── The data ──
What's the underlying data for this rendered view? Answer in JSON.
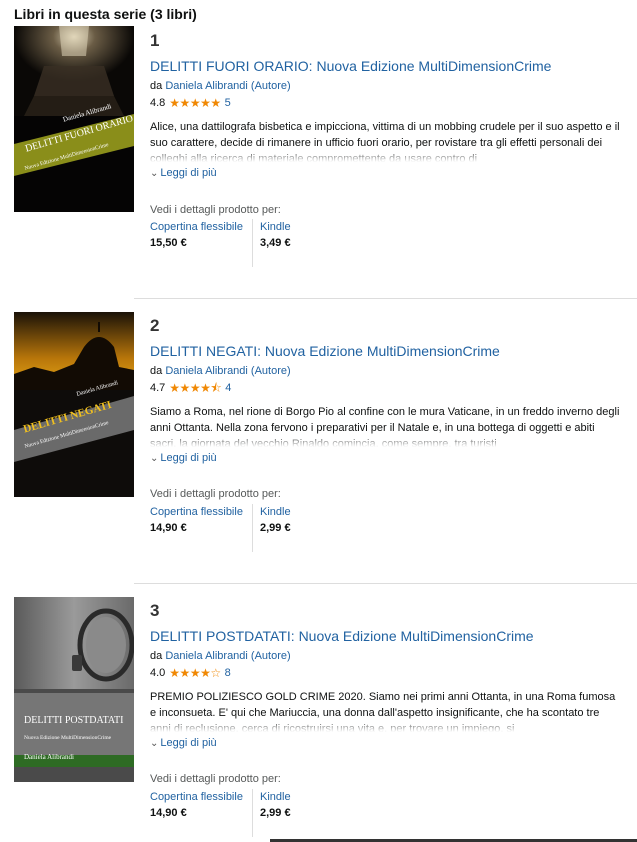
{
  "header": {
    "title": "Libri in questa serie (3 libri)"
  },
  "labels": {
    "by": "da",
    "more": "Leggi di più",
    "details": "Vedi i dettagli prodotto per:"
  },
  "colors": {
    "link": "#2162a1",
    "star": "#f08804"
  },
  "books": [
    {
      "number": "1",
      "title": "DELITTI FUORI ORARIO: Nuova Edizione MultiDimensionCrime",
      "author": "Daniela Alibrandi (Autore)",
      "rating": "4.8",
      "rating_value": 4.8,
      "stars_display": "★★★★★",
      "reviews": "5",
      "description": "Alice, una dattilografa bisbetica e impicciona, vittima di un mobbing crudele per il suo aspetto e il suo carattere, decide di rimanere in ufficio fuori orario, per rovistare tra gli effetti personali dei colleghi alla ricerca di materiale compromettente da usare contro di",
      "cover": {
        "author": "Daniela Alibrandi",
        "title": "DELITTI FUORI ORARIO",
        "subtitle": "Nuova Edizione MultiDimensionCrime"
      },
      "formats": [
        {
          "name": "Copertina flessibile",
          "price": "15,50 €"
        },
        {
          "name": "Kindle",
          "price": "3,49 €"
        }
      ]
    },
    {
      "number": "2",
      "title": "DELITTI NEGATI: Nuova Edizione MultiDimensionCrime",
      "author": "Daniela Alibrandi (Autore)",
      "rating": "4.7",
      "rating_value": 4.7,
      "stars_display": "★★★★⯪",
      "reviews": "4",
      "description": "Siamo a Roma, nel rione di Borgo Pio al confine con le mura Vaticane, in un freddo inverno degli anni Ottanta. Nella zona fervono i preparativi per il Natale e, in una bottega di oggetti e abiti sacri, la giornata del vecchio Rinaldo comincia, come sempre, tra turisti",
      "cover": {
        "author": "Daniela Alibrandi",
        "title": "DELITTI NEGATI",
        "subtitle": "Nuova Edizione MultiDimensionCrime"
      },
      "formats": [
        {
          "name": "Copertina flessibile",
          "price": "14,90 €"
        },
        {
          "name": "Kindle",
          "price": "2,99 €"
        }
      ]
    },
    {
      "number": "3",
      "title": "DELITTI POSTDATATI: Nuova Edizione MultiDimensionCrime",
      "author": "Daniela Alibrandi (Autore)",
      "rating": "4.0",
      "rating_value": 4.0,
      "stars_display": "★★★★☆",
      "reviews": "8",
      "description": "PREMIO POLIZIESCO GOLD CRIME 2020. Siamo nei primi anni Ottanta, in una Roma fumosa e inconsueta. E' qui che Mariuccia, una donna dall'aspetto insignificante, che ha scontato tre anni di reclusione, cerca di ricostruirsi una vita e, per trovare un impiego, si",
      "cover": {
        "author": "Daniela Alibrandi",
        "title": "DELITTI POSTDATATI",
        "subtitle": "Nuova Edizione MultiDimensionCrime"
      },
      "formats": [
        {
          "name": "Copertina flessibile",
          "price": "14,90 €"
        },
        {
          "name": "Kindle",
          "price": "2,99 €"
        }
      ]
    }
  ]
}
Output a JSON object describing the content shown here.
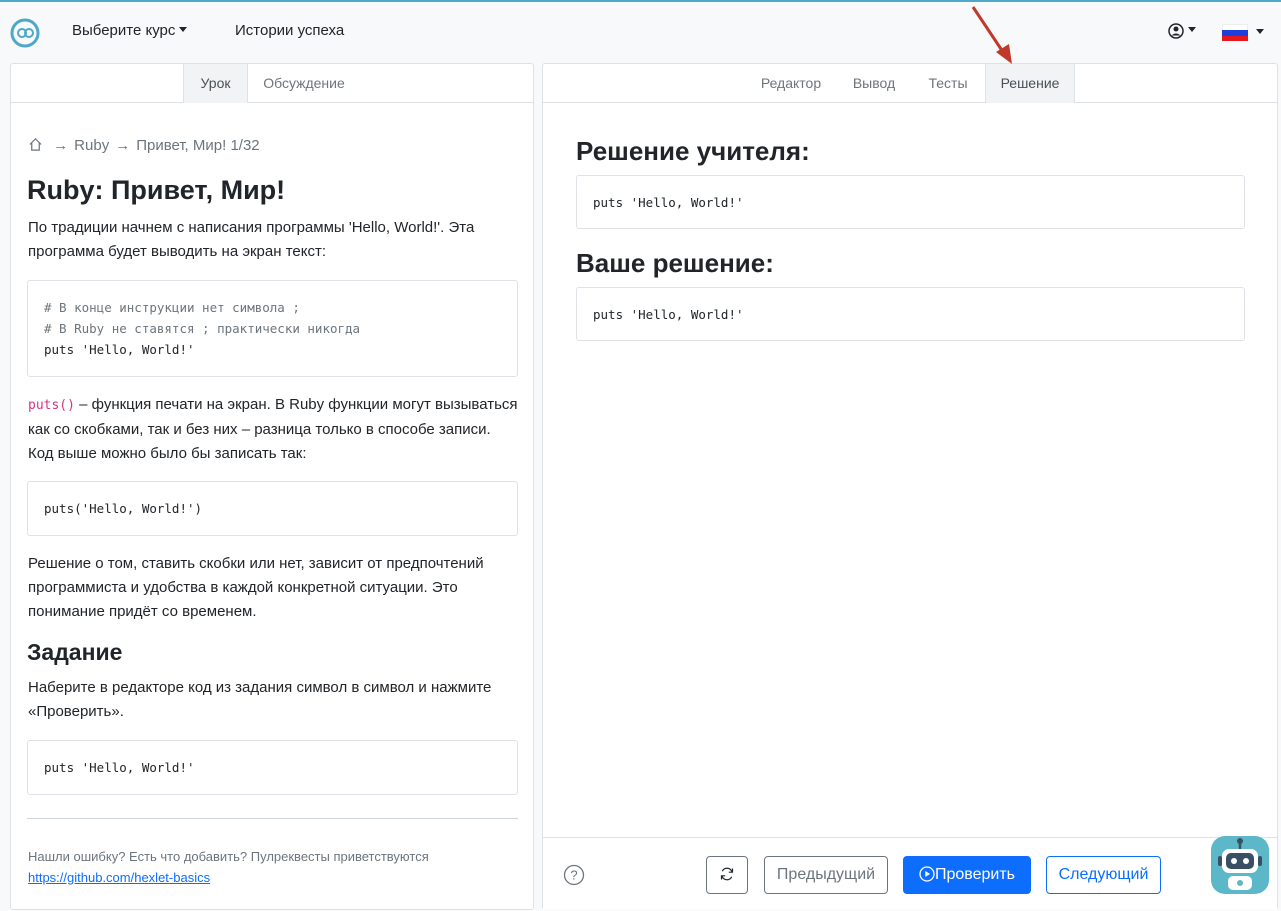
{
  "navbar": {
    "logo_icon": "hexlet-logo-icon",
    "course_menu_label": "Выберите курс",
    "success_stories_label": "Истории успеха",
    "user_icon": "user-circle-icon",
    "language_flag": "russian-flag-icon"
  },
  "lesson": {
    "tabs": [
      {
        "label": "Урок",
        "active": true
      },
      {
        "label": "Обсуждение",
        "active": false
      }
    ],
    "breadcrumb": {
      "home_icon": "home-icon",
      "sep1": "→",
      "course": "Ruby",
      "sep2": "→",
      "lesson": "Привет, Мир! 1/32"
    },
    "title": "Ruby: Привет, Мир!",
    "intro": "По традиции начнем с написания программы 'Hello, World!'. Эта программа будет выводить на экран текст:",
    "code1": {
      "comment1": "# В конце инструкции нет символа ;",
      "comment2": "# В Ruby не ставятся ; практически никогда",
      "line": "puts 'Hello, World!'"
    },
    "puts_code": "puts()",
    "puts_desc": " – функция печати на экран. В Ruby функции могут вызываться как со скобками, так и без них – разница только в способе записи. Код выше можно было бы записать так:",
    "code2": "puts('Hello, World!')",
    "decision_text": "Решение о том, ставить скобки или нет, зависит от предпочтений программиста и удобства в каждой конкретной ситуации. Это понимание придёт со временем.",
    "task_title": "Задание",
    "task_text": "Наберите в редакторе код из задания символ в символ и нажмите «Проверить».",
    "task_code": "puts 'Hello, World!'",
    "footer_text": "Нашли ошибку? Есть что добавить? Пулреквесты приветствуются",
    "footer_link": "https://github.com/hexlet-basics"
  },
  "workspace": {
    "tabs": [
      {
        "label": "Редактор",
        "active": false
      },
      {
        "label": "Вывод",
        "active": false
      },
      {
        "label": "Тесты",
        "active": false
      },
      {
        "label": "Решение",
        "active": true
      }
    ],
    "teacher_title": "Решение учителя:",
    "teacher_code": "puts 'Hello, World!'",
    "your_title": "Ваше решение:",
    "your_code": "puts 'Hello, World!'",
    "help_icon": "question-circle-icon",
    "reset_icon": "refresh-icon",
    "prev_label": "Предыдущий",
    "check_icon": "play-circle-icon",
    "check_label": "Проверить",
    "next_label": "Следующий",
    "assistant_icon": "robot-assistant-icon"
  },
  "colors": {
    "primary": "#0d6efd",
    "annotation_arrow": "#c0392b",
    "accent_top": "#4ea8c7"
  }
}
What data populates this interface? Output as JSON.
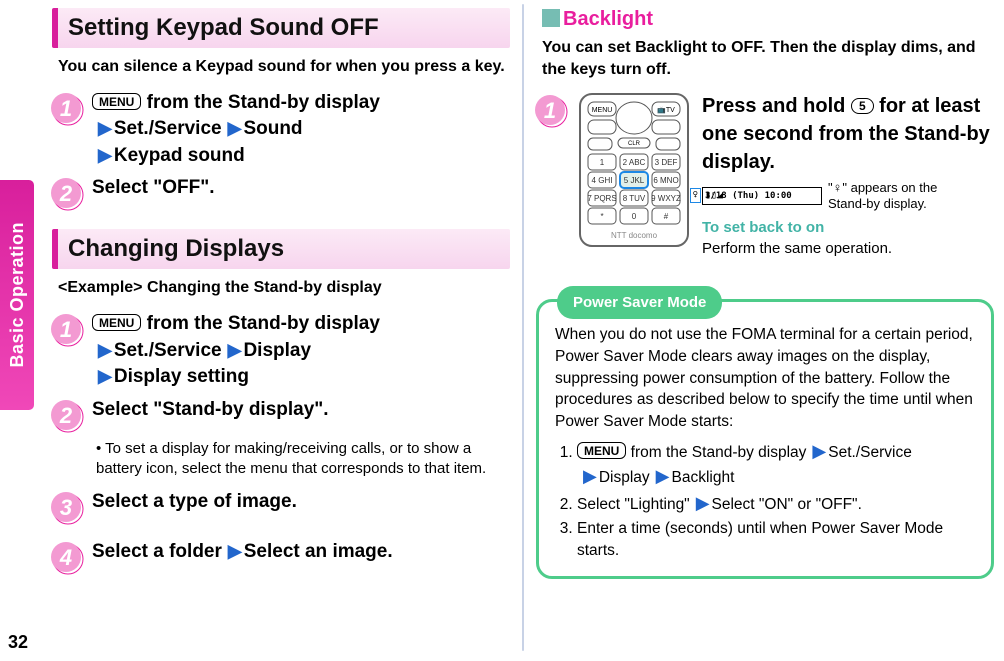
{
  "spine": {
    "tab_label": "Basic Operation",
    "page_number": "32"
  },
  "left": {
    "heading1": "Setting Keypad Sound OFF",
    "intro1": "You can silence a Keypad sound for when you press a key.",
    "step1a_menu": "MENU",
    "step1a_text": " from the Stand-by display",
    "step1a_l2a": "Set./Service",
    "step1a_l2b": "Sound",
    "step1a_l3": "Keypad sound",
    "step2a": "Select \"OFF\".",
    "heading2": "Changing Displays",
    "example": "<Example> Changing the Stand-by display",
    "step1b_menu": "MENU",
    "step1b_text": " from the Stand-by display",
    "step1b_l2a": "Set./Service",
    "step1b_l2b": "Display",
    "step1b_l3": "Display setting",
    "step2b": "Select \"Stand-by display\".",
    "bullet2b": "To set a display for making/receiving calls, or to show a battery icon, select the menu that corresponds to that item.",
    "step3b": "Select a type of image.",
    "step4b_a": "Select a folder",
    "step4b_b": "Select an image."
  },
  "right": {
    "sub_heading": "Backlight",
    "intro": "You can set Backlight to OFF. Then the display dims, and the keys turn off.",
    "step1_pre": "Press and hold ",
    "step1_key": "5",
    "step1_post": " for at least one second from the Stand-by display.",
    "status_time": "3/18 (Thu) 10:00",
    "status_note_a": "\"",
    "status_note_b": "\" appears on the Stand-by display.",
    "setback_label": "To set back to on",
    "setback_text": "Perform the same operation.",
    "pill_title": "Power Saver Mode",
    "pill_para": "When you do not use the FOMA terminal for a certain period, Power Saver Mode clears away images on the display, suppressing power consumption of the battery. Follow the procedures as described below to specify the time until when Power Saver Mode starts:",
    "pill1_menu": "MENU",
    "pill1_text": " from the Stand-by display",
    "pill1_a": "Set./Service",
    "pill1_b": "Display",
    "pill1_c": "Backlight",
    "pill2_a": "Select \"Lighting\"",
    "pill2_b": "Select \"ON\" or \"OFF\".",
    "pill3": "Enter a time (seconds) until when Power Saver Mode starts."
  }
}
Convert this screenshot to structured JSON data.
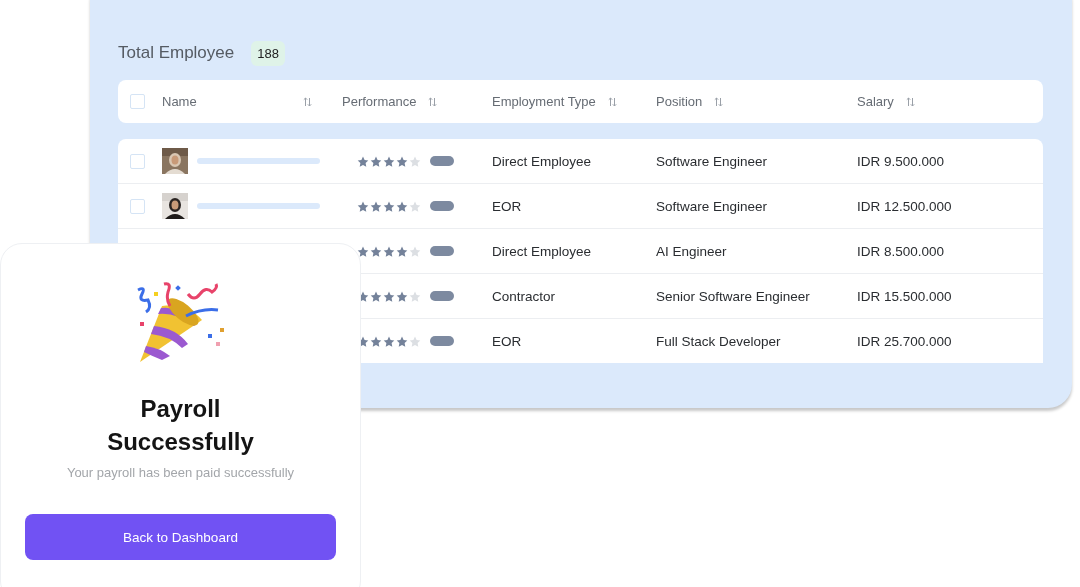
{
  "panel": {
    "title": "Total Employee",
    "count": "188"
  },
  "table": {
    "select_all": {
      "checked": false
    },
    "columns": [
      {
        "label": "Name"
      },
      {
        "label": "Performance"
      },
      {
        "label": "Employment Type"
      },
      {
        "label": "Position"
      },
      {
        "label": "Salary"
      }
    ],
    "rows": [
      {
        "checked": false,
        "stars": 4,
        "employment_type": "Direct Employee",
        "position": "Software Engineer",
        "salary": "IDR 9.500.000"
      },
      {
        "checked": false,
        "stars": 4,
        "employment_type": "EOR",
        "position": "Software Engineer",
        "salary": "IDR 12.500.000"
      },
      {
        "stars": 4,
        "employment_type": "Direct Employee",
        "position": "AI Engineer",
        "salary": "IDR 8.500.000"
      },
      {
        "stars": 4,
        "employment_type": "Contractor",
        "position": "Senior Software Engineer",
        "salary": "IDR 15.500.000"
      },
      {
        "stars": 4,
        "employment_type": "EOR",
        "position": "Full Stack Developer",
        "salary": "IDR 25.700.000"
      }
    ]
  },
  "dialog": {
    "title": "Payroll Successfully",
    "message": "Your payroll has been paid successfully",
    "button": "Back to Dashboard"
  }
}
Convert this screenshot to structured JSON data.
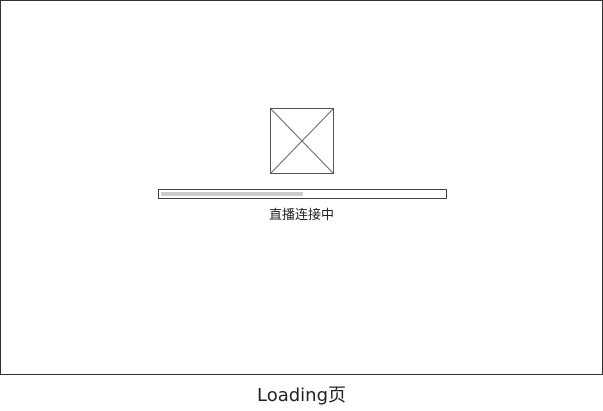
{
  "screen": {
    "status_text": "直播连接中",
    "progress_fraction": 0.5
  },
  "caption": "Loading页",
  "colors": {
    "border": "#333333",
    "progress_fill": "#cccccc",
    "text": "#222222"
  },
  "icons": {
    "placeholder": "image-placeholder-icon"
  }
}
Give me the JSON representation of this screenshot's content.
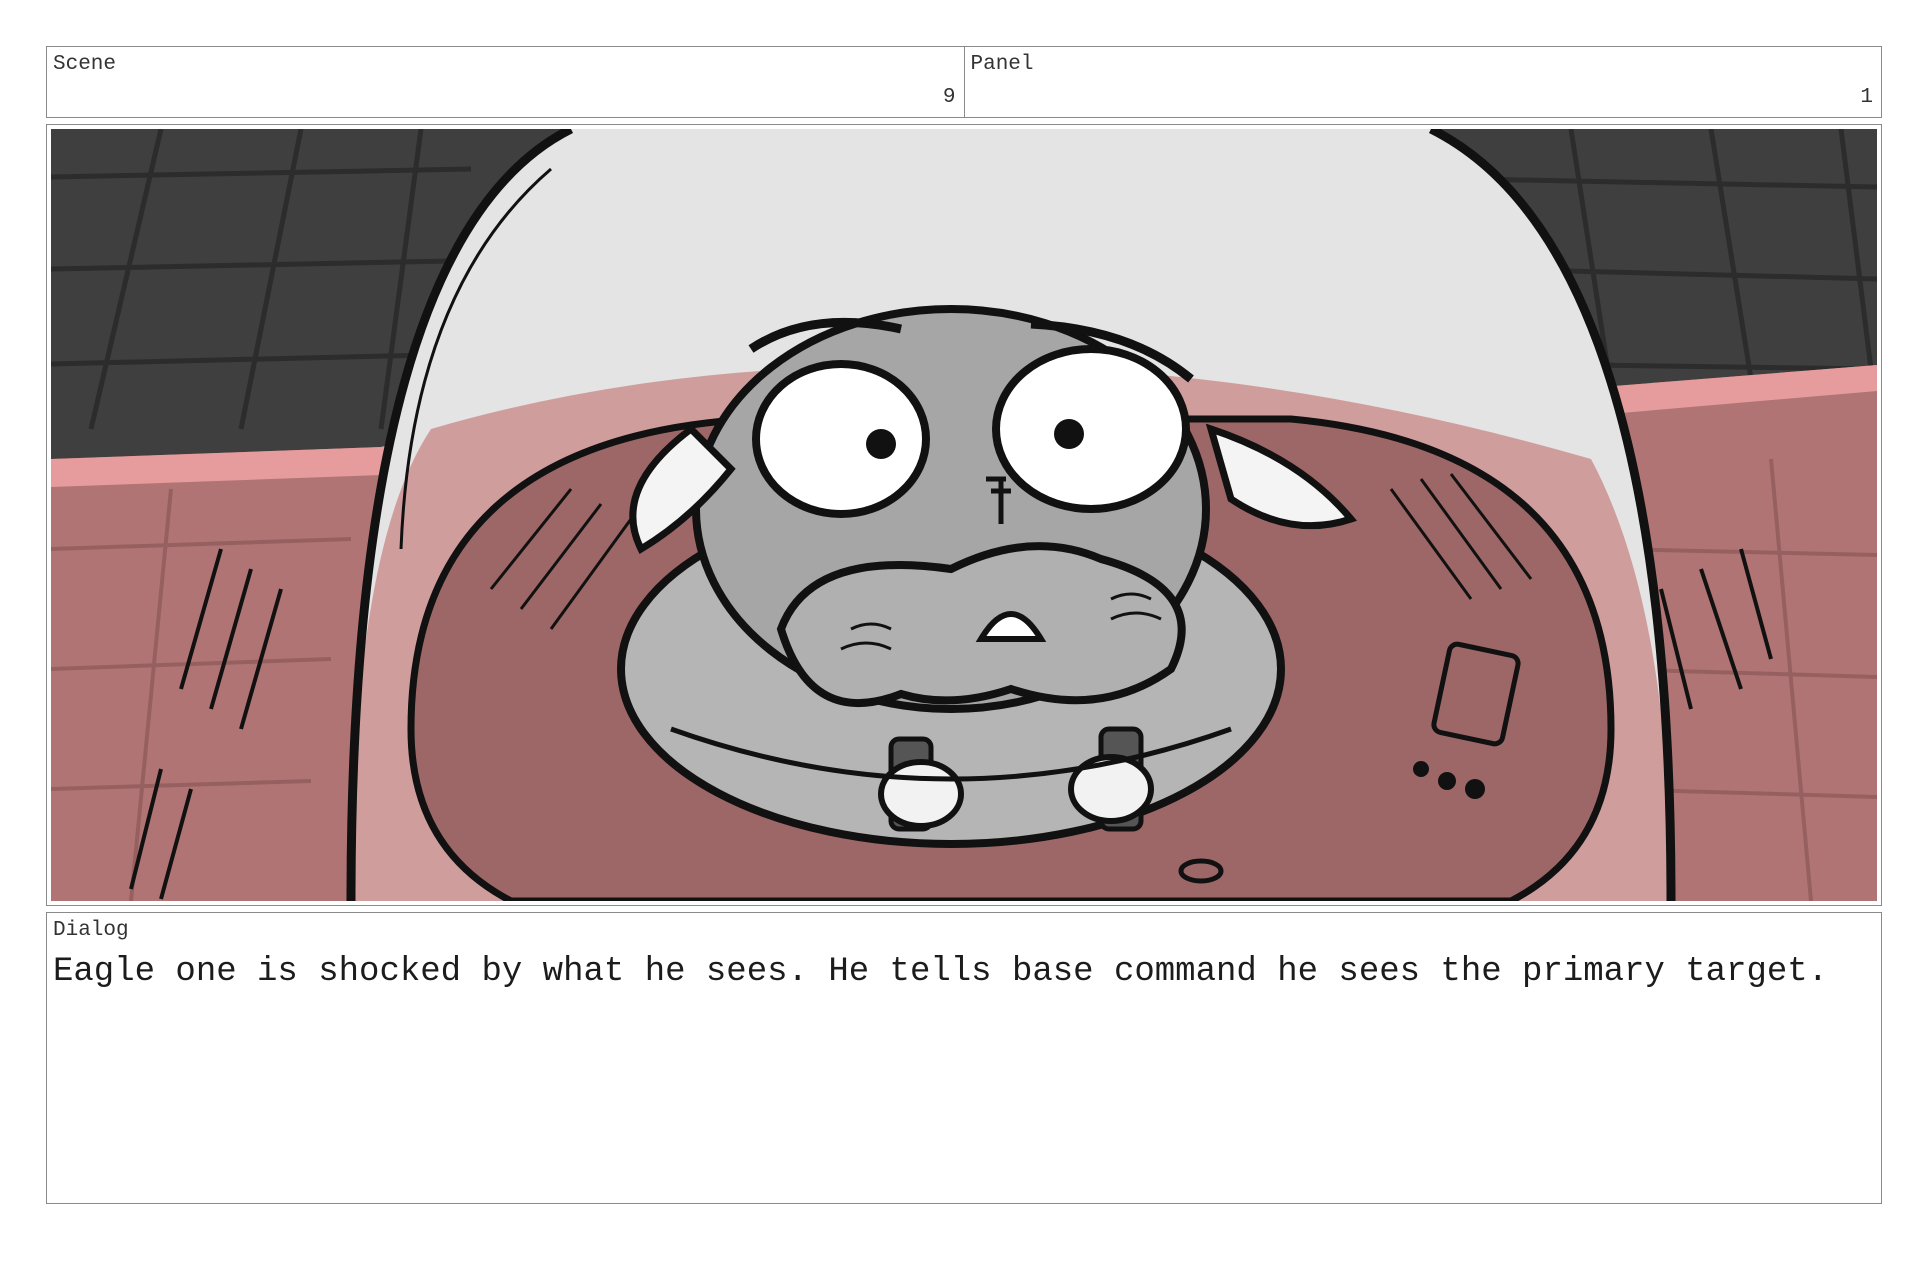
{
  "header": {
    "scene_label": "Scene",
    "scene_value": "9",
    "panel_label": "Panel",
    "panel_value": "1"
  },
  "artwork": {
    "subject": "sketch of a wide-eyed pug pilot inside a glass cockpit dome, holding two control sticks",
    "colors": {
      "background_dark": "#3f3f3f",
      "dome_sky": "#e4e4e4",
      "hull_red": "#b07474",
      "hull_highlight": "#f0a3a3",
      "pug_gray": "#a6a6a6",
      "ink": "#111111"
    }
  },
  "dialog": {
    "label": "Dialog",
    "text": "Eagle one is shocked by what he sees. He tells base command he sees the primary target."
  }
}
───
**What the exercise asks**
Report how many lines of the entries hold the word "content". Nothing else is needed.

**Solution below**
2